WHAT YOU SHOULD DO: Count lines with the string "verified" in them. State the number alone.

Stored data entries
** start **

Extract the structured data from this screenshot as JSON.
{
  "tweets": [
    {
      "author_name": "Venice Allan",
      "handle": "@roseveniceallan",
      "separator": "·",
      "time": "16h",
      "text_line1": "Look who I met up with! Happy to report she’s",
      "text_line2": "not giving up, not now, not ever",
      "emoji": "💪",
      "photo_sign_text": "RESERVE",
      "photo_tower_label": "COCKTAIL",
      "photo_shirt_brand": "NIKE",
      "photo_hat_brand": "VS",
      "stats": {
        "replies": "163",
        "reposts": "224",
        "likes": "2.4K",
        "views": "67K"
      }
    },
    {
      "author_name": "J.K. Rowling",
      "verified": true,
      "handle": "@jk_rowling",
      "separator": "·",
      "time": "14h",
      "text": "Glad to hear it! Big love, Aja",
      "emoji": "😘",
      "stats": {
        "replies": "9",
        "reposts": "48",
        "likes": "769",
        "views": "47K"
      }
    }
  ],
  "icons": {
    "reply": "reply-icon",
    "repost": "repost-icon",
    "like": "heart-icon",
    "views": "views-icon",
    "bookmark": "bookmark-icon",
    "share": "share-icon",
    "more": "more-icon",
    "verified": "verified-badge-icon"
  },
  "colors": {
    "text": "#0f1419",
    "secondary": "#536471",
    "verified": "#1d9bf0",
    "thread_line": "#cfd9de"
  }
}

** end **

RESULT: 3